Extracted data entries:
** begin **
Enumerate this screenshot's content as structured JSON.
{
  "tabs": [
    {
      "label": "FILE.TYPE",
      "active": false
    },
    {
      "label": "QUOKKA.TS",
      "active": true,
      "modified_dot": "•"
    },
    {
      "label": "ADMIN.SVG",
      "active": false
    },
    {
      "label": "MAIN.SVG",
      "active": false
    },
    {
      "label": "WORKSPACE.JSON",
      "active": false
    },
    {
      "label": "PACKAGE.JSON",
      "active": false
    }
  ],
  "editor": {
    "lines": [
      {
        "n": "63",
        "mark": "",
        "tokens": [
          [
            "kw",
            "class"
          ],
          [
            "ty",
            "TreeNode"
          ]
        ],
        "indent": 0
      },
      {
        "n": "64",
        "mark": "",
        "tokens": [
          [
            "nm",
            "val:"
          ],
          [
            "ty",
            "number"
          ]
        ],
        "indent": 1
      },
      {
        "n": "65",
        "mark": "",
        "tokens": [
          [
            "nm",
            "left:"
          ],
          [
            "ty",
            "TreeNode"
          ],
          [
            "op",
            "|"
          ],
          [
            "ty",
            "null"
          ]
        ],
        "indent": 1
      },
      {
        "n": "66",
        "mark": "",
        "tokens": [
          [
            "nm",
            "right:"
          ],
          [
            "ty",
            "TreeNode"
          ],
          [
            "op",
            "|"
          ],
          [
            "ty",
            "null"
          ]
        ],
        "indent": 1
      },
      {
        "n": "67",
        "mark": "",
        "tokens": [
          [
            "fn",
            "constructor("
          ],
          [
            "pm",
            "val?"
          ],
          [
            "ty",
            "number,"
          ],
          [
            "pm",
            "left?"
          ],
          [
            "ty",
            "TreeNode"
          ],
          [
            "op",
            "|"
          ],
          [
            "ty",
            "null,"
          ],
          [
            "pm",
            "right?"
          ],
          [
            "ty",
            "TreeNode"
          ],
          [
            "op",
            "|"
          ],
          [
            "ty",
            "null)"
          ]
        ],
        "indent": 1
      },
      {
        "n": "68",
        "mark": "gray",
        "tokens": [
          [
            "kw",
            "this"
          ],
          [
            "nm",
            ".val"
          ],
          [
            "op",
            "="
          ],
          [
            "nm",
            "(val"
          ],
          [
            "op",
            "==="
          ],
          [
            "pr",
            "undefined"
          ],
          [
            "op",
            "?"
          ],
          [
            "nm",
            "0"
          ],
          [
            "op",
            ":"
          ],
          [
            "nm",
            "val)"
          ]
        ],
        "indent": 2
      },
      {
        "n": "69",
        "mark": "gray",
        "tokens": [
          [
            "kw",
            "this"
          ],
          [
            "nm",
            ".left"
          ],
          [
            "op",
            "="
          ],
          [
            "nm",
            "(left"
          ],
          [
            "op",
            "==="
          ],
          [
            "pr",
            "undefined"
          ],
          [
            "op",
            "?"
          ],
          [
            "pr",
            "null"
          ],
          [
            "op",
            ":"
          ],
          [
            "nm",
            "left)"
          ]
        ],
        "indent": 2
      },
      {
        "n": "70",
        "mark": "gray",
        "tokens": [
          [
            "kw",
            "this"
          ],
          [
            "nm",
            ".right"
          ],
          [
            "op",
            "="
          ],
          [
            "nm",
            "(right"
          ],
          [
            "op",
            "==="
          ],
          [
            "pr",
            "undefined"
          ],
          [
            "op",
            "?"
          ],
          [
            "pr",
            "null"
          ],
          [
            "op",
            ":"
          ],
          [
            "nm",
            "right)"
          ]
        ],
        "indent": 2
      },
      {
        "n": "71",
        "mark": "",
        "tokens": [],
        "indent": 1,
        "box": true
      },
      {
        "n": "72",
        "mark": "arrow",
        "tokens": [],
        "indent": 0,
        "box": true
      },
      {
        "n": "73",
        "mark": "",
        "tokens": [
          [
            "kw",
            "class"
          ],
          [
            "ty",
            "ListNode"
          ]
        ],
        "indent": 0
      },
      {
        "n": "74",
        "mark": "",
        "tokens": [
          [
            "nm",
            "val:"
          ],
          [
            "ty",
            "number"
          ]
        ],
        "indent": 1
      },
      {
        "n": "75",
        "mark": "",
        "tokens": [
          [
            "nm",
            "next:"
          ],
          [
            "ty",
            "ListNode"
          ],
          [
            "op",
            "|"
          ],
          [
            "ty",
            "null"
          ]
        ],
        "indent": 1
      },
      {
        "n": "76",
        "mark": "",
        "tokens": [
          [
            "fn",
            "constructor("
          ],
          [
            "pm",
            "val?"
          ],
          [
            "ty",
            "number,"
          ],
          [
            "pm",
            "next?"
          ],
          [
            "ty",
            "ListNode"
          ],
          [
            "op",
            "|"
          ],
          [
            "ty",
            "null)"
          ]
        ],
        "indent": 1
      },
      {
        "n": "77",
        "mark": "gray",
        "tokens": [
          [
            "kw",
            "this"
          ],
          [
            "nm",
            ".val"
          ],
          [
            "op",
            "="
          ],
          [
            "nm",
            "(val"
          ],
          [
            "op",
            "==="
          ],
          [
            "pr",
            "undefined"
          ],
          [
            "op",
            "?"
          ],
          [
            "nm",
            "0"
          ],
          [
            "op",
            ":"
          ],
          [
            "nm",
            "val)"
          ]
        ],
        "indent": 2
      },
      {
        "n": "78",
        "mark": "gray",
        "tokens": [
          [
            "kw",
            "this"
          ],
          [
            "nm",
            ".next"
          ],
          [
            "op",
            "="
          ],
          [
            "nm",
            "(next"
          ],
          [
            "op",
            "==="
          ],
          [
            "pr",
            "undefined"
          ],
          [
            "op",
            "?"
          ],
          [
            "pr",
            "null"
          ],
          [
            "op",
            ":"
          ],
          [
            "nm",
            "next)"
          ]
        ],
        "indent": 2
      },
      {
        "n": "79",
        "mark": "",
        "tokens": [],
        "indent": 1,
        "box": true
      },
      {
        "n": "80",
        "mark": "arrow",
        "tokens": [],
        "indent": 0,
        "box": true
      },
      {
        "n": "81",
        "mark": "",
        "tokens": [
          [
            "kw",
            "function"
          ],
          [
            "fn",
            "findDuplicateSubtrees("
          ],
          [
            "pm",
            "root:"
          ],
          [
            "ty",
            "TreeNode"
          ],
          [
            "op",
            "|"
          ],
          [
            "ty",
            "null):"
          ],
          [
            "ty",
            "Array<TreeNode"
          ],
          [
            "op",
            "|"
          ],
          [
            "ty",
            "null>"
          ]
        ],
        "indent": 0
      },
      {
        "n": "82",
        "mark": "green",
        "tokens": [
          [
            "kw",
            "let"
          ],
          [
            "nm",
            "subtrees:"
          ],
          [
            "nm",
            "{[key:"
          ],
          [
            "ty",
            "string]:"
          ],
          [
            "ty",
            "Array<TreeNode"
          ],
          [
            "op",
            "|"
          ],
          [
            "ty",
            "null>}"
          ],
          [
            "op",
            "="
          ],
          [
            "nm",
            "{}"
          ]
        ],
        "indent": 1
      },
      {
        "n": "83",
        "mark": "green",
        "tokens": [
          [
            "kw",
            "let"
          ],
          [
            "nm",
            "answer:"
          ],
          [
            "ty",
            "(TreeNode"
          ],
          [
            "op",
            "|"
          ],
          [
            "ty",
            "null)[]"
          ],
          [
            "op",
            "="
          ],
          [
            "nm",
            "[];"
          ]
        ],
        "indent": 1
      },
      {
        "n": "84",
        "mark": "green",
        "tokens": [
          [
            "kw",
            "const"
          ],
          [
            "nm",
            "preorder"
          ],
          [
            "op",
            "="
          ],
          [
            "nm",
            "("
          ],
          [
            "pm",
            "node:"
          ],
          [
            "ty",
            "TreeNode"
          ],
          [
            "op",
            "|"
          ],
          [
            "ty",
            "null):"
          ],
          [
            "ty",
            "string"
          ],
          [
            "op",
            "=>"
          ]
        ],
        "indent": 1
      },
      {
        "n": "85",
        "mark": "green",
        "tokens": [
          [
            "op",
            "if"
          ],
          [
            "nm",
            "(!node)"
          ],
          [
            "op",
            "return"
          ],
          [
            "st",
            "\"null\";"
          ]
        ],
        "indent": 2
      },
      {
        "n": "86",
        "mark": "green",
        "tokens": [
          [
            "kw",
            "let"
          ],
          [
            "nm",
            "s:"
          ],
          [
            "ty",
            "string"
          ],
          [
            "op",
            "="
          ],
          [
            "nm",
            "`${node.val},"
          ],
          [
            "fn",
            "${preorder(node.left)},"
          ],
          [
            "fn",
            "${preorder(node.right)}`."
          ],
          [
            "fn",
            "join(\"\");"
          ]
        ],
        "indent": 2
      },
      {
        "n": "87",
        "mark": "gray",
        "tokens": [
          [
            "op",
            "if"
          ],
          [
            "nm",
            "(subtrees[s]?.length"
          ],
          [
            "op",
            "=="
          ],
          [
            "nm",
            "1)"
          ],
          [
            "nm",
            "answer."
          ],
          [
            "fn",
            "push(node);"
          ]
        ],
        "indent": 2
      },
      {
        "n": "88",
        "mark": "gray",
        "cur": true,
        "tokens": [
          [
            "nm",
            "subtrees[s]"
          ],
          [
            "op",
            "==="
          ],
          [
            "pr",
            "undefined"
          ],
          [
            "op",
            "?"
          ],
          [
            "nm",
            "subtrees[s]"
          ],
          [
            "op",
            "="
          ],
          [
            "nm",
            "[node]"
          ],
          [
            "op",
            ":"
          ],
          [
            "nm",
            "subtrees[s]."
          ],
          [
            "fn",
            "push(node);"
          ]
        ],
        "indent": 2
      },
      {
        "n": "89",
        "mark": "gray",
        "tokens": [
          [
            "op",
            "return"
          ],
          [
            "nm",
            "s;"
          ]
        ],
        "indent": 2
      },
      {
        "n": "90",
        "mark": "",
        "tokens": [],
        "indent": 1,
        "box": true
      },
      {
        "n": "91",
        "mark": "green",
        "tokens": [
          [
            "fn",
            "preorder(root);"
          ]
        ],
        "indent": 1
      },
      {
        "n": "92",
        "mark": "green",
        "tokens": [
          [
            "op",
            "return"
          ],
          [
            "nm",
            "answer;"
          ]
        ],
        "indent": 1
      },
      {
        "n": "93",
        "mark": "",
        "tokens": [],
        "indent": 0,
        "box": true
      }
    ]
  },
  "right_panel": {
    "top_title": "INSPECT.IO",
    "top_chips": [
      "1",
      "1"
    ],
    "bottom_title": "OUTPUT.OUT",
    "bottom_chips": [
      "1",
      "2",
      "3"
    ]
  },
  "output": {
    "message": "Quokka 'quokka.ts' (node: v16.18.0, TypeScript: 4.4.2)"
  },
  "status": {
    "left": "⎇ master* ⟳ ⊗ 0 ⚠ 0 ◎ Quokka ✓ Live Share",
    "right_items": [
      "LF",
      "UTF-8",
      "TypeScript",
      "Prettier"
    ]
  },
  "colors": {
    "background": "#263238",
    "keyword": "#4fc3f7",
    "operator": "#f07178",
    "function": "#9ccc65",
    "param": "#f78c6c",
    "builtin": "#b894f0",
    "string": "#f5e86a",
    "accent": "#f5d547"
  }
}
** end **
## WRITTEN REQUEST
Identify and copy the lines holding the word "left".

## CORRECT RESPONSE
            "left:"
            "left?"
            ".left"
            "(left"
            "left)"
            "${preorder(node.left)},"
    "left": "⎇ master* ⟳ ⊗ 0 ⚠ 0 ◎ Quokka ✓ Live Share",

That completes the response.